Here are some records; return them all exactly.

** START The input **

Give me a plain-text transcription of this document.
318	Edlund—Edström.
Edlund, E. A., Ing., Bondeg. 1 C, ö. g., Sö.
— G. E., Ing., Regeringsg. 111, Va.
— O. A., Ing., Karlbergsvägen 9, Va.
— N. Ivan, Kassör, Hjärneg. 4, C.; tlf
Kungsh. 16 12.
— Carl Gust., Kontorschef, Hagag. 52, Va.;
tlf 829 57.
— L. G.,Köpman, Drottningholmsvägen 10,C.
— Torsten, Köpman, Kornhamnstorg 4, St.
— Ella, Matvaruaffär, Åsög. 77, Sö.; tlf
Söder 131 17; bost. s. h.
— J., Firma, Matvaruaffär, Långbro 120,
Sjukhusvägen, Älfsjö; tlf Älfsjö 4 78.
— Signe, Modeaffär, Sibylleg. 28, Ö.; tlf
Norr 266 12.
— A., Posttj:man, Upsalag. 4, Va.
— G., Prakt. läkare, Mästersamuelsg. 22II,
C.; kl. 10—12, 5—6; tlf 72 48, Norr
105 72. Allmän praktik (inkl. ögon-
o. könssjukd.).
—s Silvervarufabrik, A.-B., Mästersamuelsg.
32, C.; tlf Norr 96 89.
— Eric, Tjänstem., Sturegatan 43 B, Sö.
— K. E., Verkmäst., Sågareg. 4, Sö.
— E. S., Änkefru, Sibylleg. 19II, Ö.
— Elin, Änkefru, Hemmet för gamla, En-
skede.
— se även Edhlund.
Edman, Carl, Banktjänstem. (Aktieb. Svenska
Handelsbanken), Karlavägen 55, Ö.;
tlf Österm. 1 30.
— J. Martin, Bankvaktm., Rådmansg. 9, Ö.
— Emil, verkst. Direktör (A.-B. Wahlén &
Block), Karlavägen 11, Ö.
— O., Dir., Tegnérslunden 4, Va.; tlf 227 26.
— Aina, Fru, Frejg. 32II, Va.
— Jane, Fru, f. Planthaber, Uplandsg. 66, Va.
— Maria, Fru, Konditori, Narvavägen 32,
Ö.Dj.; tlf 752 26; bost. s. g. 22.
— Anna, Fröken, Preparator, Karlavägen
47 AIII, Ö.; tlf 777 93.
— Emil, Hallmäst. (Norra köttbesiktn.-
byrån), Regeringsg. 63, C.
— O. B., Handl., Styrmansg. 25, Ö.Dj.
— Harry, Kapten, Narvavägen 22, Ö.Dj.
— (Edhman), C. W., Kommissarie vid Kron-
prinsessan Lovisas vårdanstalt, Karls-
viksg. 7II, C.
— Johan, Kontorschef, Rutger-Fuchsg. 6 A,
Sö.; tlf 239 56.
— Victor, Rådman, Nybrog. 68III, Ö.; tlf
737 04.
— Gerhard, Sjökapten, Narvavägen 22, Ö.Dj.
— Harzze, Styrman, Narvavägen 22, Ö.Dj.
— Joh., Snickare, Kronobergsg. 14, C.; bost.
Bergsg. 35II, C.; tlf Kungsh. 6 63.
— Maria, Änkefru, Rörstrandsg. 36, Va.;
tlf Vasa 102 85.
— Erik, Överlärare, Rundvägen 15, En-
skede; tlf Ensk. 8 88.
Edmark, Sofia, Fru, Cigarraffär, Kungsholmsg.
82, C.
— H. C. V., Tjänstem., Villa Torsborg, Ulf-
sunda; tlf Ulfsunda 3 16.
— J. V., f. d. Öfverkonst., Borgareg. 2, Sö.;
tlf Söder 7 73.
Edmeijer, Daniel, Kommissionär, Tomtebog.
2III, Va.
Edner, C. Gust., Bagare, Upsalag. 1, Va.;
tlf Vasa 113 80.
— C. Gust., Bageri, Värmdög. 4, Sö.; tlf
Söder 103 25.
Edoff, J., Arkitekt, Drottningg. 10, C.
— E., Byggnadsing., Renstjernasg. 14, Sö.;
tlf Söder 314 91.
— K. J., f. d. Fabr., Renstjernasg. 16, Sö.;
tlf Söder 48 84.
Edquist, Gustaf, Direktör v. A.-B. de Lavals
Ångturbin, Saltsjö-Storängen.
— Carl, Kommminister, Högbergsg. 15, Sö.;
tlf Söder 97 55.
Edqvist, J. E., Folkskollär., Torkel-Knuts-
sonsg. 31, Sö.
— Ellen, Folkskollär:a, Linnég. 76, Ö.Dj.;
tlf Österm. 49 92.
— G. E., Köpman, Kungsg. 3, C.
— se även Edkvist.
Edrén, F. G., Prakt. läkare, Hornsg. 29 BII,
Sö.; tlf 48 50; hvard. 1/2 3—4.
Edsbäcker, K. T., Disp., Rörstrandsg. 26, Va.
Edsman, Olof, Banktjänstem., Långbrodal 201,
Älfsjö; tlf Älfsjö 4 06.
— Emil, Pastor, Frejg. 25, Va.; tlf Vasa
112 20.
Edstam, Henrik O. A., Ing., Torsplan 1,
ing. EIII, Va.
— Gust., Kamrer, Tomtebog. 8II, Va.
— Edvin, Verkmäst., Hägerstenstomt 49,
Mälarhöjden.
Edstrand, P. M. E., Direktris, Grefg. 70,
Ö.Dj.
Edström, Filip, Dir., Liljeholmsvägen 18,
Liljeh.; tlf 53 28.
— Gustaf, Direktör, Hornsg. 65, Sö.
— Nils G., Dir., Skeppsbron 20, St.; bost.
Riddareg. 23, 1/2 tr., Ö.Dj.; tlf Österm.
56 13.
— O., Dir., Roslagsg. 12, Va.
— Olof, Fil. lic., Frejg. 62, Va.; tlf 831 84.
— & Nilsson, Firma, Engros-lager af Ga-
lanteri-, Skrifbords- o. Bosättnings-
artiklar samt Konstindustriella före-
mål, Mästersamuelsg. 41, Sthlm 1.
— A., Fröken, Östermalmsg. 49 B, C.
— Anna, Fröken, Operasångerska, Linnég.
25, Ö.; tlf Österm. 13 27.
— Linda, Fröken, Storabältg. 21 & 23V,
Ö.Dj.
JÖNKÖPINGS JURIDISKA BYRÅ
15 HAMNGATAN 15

** END The input **

=== Result of this exercise ===
Give me a plain-text transcription of this document.
318	Edlund—Edström.
Edlund, E. A., Ing., Bondeg. 1 C, ö. g., Sö.
— G. E., Ing., Regeringsg. 111, Va.
— O. A., Ing., Karlbergsvägen 9, Va.
— N. Ivan, Kassör, Hjärneg. 4, C.; tlf
Kungsh. 16 12.
— Carl Gust., Kontorschef, Hagag. 52, Va.;
tlf 829 57.
— L. G.,Köpman, Drottningholmsvägen 10,C.
— Torsten, Köpman, Kornhamnstorg 4, St.
— Ella, Matvaruaffär, Åsög. 77, Sö.; tlf
Söder 131 17; bost. s. h.
— J., Firma, Matvaruaffär, Långbro 120,
Sjukhusvägen, Älfsjö; tlf Älfsjö 4 78.
— Signe, Modeaffär, Sibylleg. 28, Ö.; tlf
Norr 266 12.
— A., Posttj:man, Upsalag. 4, Va.
— G., Prakt. läkare, Mästersamuelsg. 22II,
C.; kl. 10—12, 5—6; tlf 72 48, Norr
105 72. Allmän praktik (inkl. ögon-
o. könssjukd.).
—s Silvervarufabrik, A.-B., Mästersamuelsg.
32, C.; tlf Norr 96 89.
— Eric, Tjänstem., Sturegatan 43 B, Sö.
— K. E., Verkmäst., Sågareg. 4, Sö.
— E. S., Änkefru, Sibylleg. 19II, Ö.
— Elin, Änkefru, Hemmet för gamla, En-
skede.
— se även Edhlund.
Edman, Carl, Banktjänstem. (Aktieb. Svenska
Handelsbanken), Karlavägen 55, Ö.;
tlf Österm. 1 30.
— J. Martin, Bankvaktm., Rådmansg. 9, Ö.
— Emil, verkst. Direktör (A.-B. Wahlén &
Block), Karlavägen 11, Ö.
— O., Dir., Tegnérslunden 4, Va.; tlf 227 26.
— Aina, Fru, Frejg. 32II, Va.
— Jane, Fru, f. Planthaber, Uplandsg. 66, Va.
— Maria, Fru, Konditori, Narvavägen 32,
Ö.Dj.; tlf 752 26; bost. s. g. 22.
— Anna, Fröken, Preparator, Karlavägen
47 AIII, Ö.; tlf 777 93.
— Emil, Hallmäst. (Norra köttbesiktn.-
byrån), Regeringsg. 63, C.
— O. B., Handl., Styrmansg. 25, Ö.Dj.
— Harry, Kapten, Narvavägen 22, Ö.Dj.
— (Edhman), C. W., Kommissarie vid Kron-
prinsessan Lovisas vårdanstalt, Karls-
viksg. 7II, C.
— Johan, Kontorschef, Rutger-Fuchsg. 6 A,
Sö.; tlf 239 56.
— Victor, Rådman, Nybrog. 68III, Ö.; tlf
737 04.
— Gerhard, Sjökapten, Narvavägen 22, Ö.Dj.
— Harzze, Styrman, Narvavägen 22, Ö.Dj.
— Joh., Snickare, Kronobergsg. 14, C.; bost.
Bergsg. 35II, C.; tlf Kungsh. 6 63.
— Maria, Änkefru, Rörstrandsg. 36, Va.;
tlf Vasa 102 85.
— Erik, Överlärare, Rundvägen 15, En-
skede; tlf Ensk. 8 88.
Edmark, Sofia, Fru, Cigarraffär, Kungsholmsg.
82, C.
— H. C. V., Tjänstem., Villa Torsborg, Ulf-
sunda; tlf Ulfsunda 3 16.
— J. V., f. d. Öfverkonst., Borgareg. 2, Sö.;
tlf Söder 7 73.
Edmeijer, Daniel, Kommissionär, Tomtebog.
2III, Va.
Edner, C. Gust., Bagare, Upsalag. 1, Va.;
tlf Vasa 113 80.
— C. Gust., Bageri, Värmdög. 4, Sö.; tlf
Söder 103 25.
Edoff, J., Arkitekt, Drottningg. 10, C.
— E., Byggnadsing., Renstjernasg. 14, Sö.;
tlf Söder 314 91.
— K. J., f. d. Fabr., Renstjernasg. 16, Sö.;
tlf Söder 48 84.
Edquist, Gustaf, Direktör v. A.-B. de Lavals
Ångturbin, Saltsjö-Storängen.
— Carl, Kommminister, Högbergsg. 15, Sö.;
tlf Söder 97 55.
Edqvist, J. E., Folkskollär., Torkel-Knuts-
sonsg. 31, Sö.
— Ellen, Folkskollär:a, Linnég. 76, Ö.Dj.;
tlf Österm. 49 92.
— G. E., Köpman, Kungsg. 3, C.
— se även Edkvist.
Edrén, F. G., Prakt. läkare, Hornsg. 29 BII,
Sö.; tlf 48 50; hvard. 1/2 3—4.
Edsbäcker, K. T., Disp., Rörstrandsg. 26, Va.
Edsman, Olof, Banktjänstem., Långbrodal 201,
Älfsjö; tlf Älfsjö 4 06.
— Emil, Pastor, Frejg. 25, Va.; tlf Vasa
112 20.
Edstam, Henrik O. A., Ing., Torsplan 1,
ing. EIII, Va.
— Gust., Kamrer, Tomtebog. 8II, Va.
— Edvin, Verkmäst., Hägerstenstomt 49,
Mälarhöjden.
Edstrand, P. M. E., Direktris, Grefg. 70,
Ö.Dj.
Edström, Filip, Dir., Liljeholmsvägen 18,
Liljeh.; tlf 53 28.
— Gustaf, Direktör, Hornsg. 65, Sö.
— Nils G., Dir., Skeppsbron 20, St.; bost.
Riddareg. 23, 1/2 tr., Ö.Dj.; tlf Österm.
56 13.
— O., Dir., Roslagsg. 12, Va.
— Olof, Fil. lic., Frejg. 62, Va.; tlf 831 84.
— & Nilsson, Firma, Engros-lager af Ga-
lanteri-, Skrifbords- o. Bosättnings-
artiklar samt Konstindustriella före-
mål, Mästersamuelsg. 41, Sthlm 1.
— A., Fröken, Östermalmsg. 49 B, C.
— Anna, Fröken, Operasångerska, Linnég.
25, Ö.; tlf Österm. 13 27.
— Linda, Fröken, Storabältg. 21 & 23V,
Ö.Dj.
JÖNKÖPINGS JURIDISKA BYRÅ
15 HAMNGATAN 15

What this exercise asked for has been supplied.